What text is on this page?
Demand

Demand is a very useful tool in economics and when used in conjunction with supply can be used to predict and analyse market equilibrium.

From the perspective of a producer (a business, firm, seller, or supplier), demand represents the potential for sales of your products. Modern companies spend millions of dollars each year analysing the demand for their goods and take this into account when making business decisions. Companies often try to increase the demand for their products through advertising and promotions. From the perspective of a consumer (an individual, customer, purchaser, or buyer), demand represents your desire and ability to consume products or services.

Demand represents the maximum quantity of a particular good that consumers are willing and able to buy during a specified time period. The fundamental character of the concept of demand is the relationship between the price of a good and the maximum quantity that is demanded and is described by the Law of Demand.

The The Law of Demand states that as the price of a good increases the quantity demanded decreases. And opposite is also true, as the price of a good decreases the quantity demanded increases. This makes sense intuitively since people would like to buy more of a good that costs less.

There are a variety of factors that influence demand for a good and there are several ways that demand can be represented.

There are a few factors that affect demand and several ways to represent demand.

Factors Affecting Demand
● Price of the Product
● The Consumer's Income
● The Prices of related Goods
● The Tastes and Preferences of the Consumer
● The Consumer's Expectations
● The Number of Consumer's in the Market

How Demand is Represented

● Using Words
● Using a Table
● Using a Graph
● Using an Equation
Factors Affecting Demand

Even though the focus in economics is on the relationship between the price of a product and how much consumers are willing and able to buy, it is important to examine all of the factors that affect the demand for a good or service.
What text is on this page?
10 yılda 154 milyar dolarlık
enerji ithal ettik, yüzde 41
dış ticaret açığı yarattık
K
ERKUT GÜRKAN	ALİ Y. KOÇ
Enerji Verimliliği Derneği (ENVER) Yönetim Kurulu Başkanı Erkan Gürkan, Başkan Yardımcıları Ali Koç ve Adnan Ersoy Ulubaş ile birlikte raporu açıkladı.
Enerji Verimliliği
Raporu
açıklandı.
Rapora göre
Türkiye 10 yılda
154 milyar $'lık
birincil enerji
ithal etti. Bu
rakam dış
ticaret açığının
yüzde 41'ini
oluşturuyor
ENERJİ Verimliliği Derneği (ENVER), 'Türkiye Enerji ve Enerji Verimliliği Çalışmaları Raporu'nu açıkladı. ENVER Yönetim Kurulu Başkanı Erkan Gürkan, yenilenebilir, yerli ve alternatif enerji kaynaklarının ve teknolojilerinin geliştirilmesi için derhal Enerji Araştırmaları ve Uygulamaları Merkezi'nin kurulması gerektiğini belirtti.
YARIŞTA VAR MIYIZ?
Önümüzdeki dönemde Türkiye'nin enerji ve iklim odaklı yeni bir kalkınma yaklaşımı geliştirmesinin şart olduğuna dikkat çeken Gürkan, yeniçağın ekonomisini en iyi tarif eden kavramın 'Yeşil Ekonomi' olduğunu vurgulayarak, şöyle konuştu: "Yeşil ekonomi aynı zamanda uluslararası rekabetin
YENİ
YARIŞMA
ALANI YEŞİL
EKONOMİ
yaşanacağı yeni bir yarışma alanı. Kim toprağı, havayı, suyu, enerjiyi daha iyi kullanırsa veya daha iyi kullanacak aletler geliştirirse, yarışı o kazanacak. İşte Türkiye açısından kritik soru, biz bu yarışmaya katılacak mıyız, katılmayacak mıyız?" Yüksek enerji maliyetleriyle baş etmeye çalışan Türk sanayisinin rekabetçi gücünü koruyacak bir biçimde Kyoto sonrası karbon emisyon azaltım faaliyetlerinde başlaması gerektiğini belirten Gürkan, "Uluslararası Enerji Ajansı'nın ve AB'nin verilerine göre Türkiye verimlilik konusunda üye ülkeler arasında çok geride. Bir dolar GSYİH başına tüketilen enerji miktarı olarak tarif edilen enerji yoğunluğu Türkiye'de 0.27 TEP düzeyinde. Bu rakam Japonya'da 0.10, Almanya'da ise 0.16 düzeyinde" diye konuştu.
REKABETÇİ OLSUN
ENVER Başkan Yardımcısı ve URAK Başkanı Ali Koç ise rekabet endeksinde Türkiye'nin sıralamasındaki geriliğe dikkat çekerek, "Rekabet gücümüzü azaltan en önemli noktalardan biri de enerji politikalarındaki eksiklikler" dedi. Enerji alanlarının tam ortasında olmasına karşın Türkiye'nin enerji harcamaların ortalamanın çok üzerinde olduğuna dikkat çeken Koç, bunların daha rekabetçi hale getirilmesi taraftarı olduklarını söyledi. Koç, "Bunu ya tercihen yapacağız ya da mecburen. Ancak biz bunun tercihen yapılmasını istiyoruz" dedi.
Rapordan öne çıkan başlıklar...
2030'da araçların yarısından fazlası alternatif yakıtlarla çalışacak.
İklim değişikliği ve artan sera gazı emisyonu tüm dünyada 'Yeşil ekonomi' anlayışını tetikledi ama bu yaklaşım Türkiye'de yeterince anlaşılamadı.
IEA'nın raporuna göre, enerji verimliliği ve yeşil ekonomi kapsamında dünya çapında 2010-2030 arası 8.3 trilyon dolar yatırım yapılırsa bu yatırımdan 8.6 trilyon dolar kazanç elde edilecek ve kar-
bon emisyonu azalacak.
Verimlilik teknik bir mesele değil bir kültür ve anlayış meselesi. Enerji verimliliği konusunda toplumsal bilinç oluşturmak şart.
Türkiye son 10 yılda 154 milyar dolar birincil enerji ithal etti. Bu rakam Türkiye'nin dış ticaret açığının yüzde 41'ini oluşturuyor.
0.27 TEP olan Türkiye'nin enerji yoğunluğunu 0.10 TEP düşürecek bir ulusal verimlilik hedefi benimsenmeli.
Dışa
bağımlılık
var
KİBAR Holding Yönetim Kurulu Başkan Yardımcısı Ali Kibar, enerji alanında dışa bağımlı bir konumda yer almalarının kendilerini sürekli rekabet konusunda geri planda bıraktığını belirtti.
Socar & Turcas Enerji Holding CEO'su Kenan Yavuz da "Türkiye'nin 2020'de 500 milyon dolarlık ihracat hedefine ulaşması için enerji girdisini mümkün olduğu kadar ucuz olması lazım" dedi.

## Directions for this task
Repeat each entry word for word.

## Final answer
What text is on this page?
Demand

Demand is a very useful tool in economics and when used in conjunction with supply can be used to predict and analyse market equilibrium.

From the perspective of a producer (a business, firm, seller, or supplier), demand represents the potential for sales of your products. Modern companies spend millions of dollars each year analysing the demand for their goods and take this into account when making business decisions. Companies often try to increase the demand for their products through advertising and promotions. From the perspective of a consumer (an individual, customer, purchaser, or buyer), demand represents your desire and ability to consume products or services.

Demand represents the maximum quantity of a particular good that consumers are willing and able to buy during a specified time period. The fundamental character of the concept of demand is the relationship between the price of a good and the maximum quantity that is demanded and is described by the Law of Demand.

The The Law of Demand states that as the price of a good increases the quantity demanded decreases. And opposite is also true, as the price of a good decreases the quantity demanded increases. This makes sense intuitively since people would like to buy more of a good that costs less.

There are a variety of factors that influence demand for a good and there are several ways that demand can be represented.

There are a few factors that affect demand and several ways to represent demand.

Factors Affecting Demand
● Price of the Product
● The Consumer's Income
● The Prices of related Goods
● The Tastes and Preferences of the Consumer
● The Consumer's Expectations
● The Number of Consumer's in the Market

How Demand is Represented

● Using Words
● Using a Table
● Using a Graph
● Using an Equation
Factors Affecting Demand

Even though the focus in economics is on the relationship between the price of a product and how much consumers are willing and able to buy, it is important to examine all of the factors that affect the demand for a good or service.
What text is on this page?
10 yılda 154 milyar dolarlık
enerji ithal ettik, yüzde 41
dış ticaret açığı yarattık
K
ERKUT GÜRKAN	ALİ Y. KOÇ
Enerji Verimliliği Derneği (ENVER) Yönetim Kurulu Başkanı Erkan Gürkan, Başkan Yardımcıları Ali Koç ve Adnan Ersoy Ulubaş ile birlikte raporu açıkladı.
Enerji Verimliliği
Raporu
açıklandı.
Rapora göre
Türkiye 10 yılda
154 milyar $'lık
birincil enerji
ithal etti. Bu
rakam dış
ticaret açığının
yüzde 41'ini
oluşturuyor
ENERJİ Verimliliği Derneği (ENVER), 'Türkiye Enerji ve Enerji Verimliliği Çalışmaları Raporu'nu açıkladı. ENVER Yönetim Kurulu Başkanı Erkan Gürkan, yenilenebilir, yerli ve alternatif enerji kaynaklarının ve teknolojilerinin geliştirilmesi için derhal Enerji Araştırmaları ve Uygulamaları Merkezi'nin kurulması gerektiğini belirtti.
YARIŞTA VAR MIYIZ?
Önümüzdeki dönemde Türkiye'nin enerji ve iklim odaklı yeni bir kalkınma yaklaşımı geliştirmesinin şart olduğuna dikkat çeken Gürkan, yeniçağın ekonomisini en iyi tarif eden kavramın 'Yeşil Ekonomi' olduğunu vurgulayarak, şöyle konuştu: "Yeşil ekonomi aynı zamanda uluslararası rekabetin
YENİ
YARIŞMA
ALANI YEŞİL
EKONOMİ
yaşanacağı yeni bir yarışma alanı. Kim toprağı, havayı, suyu, enerjiyi daha iyi kullanırsa veya daha iyi kullanacak aletler geliştirirse, yarışı o kazanacak. İşte Türkiye açısından kritik soru, biz bu yarışmaya katılacak mıyız, katılmayacak mıyız?" Yüksek enerji maliyetleriyle baş etmeye çalışan Türk sanayisinin rekabetçi gücünü koruyacak bir biçimde Kyoto sonrası karbon emisyon azaltım faaliyetlerinde başlaması gerektiğini belirten Gürkan, "Uluslararası Enerji Ajansı'nın ve AB'nin verilerine göre Türkiye verimlilik konusunda üye ülkeler arasında çok geride. Bir dolar GSYİH başına tüketilen enerji miktarı olarak tarif edilen enerji yoğunluğu Türkiye'de 0.27 TEP düzeyinde. Bu rakam Japonya'da 0.10, Almanya'da ise 0.16 düzeyinde" diye konuştu.
REKABETÇİ OLSUN
ENVER Başkan Yardımcısı ve URAK Başkanı Ali Koç ise rekabet endeksinde Türkiye'nin sıralamasındaki geriliğe dikkat çekerek, "Rekabet gücümüzü azaltan en önemli noktalardan biri de enerji politikalarındaki eksiklikler" dedi. Enerji alanlarının tam ortasında olmasına karşın Türkiye'nin enerji harcamaların ortalamanın çok üzerinde olduğuna dikkat çeken Koç, bunların daha rekabetçi hale getirilmesi taraftarı olduklarını söyledi. Koç, "Bunu ya tercihen yapacağız ya da mecburen. Ancak biz bunun tercihen yapılmasını istiyoruz" dedi.
Rapordan öne çıkan başlıklar...
2030'da araçların yarısından fazlası alternatif yakıtlarla çalışacak.
İklim değişikliği ve artan sera gazı emisyonu tüm dünyada 'Yeşil ekonomi' anlayışını tetikledi ama bu yaklaşım Türkiye'de yeterince anlaşılamadı.
IEA'nın raporuna göre, enerji verimliliği ve yeşil ekonomi kapsamında dünya çapında 2010-2030 arası 8.3 trilyon dolar yatırım yapılırsa bu yatırımdan 8.6 trilyon dolar kazanç elde edilecek ve kar-
bon emisyonu azalacak.
Verimlilik teknik bir mesele değil bir kültür ve anlayış meselesi. Enerji verimliliği konusunda toplumsal bilinç oluşturmak şart.
Türkiye son 10 yılda 154 milyar dolar birincil enerji ithal etti. Bu rakam Türkiye'nin dış ticaret açığının yüzde 41'ini oluşturuyor.
0.27 TEP olan Türkiye'nin enerji yoğunluğunu 0.10 TEP düşürecek bir ulusal verimlilik hedefi benimsenmeli.
Dışa
bağımlılık
var
KİBAR Holding Yönetim Kurulu Başkan Yardımcısı Ali Kibar, enerji alanında dışa bağımlı bir konumda yer almalarının kendilerini sürekli rekabet konusunda geri planda bıraktığını belirtti.
Socar & Turcas Enerji Holding CEO'su Kenan Yavuz da "Türkiye'nin 2020'de 500 milyon dolarlık ihracat hedefine ulaşması için enerji girdisini mümkün olduğu kadar ucuz olması lazım" dedi.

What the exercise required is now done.